* **Short task**
Skip every picture and transcribe the remaining material exactly.
>> Begin Data supplied
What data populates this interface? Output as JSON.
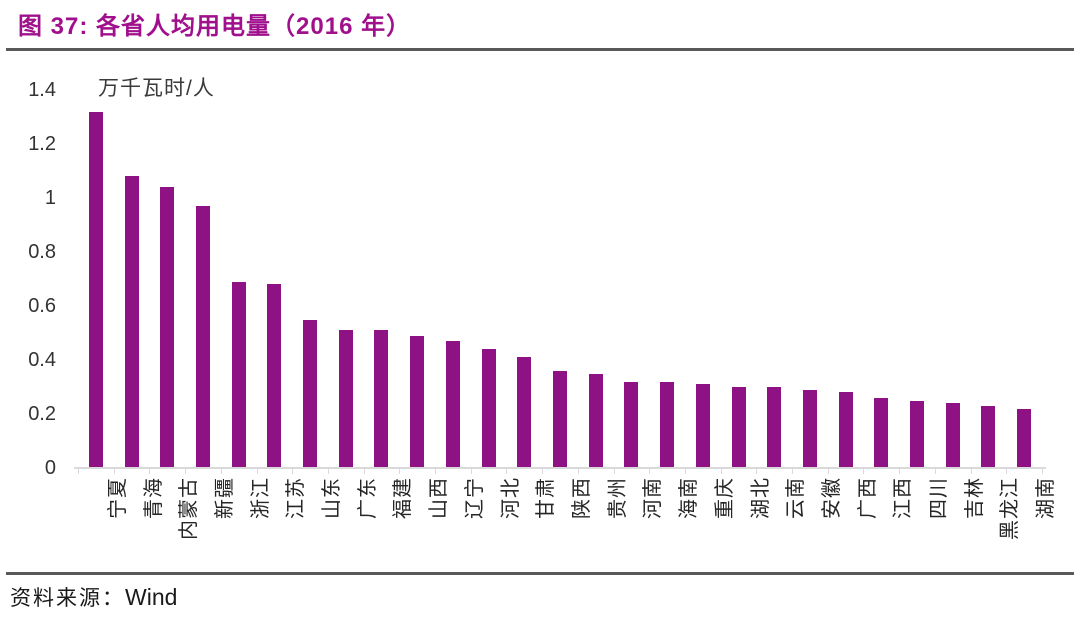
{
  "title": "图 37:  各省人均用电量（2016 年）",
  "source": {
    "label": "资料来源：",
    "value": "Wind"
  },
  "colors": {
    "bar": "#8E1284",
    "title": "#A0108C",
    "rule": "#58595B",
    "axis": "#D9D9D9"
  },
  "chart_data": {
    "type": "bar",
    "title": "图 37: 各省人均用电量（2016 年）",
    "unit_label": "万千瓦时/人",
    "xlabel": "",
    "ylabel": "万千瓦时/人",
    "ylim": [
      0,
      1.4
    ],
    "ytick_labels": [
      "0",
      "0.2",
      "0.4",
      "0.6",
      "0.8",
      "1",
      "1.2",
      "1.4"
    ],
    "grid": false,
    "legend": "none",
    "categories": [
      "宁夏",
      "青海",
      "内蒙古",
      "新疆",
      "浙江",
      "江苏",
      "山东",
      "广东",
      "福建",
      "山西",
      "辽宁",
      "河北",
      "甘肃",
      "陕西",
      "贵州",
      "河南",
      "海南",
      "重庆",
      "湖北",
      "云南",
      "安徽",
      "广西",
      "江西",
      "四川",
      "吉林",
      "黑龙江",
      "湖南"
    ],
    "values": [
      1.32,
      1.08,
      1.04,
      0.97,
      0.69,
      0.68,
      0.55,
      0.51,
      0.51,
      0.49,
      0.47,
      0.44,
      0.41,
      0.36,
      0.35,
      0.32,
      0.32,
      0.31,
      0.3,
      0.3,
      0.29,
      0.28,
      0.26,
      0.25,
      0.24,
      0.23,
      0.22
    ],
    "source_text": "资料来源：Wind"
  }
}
>> End Data supplied
* **Result of the exercise**
What data populates this interface? Output as JSON.
{
  "title": "图 37:  各省人均用电量（2016 年）",
  "source": {
    "label": "资料来源：",
    "value": "Wind"
  },
  "colors": {
    "bar": "#8E1284",
    "title": "#A0108C",
    "rule": "#58595B",
    "axis": "#D9D9D9"
  },
  "chart_data": {
    "type": "bar",
    "title": "图 37: 各省人均用电量（2016 年）",
    "unit_label": "万千瓦时/人",
    "xlabel": "",
    "ylabel": "万千瓦时/人",
    "ylim": [
      0,
      1.4
    ],
    "ytick_labels": [
      "0",
      "0.2",
      "0.4",
      "0.6",
      "0.8",
      "1",
      "1.2",
      "1.4"
    ],
    "grid": false,
    "legend": "none",
    "categories": [
      "宁夏",
      "青海",
      "内蒙古",
      "新疆",
      "浙江",
      "江苏",
      "山东",
      "广东",
      "福建",
      "山西",
      "辽宁",
      "河北",
      "甘肃",
      "陕西",
      "贵州",
      "河南",
      "海南",
      "重庆",
      "湖北",
      "云南",
      "安徽",
      "广西",
      "江西",
      "四川",
      "吉林",
      "黑龙江",
      "湖南"
    ],
    "values": [
      1.32,
      1.08,
      1.04,
      0.97,
      0.69,
      0.68,
      0.55,
      0.51,
      0.51,
      0.49,
      0.47,
      0.44,
      0.41,
      0.36,
      0.35,
      0.32,
      0.32,
      0.31,
      0.3,
      0.3,
      0.29,
      0.28,
      0.26,
      0.25,
      0.24,
      0.23,
      0.22
    ],
    "source_text": "资料来源：Wind"
  }
}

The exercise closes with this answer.